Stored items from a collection
--------------------
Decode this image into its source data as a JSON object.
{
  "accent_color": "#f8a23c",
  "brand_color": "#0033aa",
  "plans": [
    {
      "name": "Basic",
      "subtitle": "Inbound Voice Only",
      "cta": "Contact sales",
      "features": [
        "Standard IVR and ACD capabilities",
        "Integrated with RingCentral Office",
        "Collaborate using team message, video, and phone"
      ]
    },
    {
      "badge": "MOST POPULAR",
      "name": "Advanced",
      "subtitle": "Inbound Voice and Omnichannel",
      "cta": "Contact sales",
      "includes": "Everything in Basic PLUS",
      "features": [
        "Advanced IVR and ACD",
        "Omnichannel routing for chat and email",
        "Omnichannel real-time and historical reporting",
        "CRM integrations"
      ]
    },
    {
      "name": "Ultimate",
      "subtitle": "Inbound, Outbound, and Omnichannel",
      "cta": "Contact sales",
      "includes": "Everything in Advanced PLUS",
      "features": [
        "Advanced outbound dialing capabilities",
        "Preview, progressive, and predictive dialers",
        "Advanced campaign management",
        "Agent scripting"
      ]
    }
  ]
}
--------------------
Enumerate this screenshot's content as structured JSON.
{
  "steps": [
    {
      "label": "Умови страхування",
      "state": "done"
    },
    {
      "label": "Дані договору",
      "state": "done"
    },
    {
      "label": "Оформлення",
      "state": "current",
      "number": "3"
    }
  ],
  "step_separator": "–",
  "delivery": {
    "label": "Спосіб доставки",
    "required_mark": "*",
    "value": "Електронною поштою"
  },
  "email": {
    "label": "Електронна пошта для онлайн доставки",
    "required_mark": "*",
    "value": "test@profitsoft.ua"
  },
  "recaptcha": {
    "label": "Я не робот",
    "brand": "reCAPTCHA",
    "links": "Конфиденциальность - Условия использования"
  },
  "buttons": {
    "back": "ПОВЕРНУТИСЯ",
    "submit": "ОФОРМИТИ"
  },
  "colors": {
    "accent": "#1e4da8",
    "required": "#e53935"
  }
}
--------------------
> **WRITTEN INSTRUCTION**:
Copy down every line of the material above that includes the string "Advanced".

> **SOLUTION TO THE PROBLEM**:
      "name": "Advanced",
        "Advanced IVR and ACD",
      "includes": "Everything in Advanced PLUS",
        "Advanced outbound dialing capabilities",
        "Advanced campaign management",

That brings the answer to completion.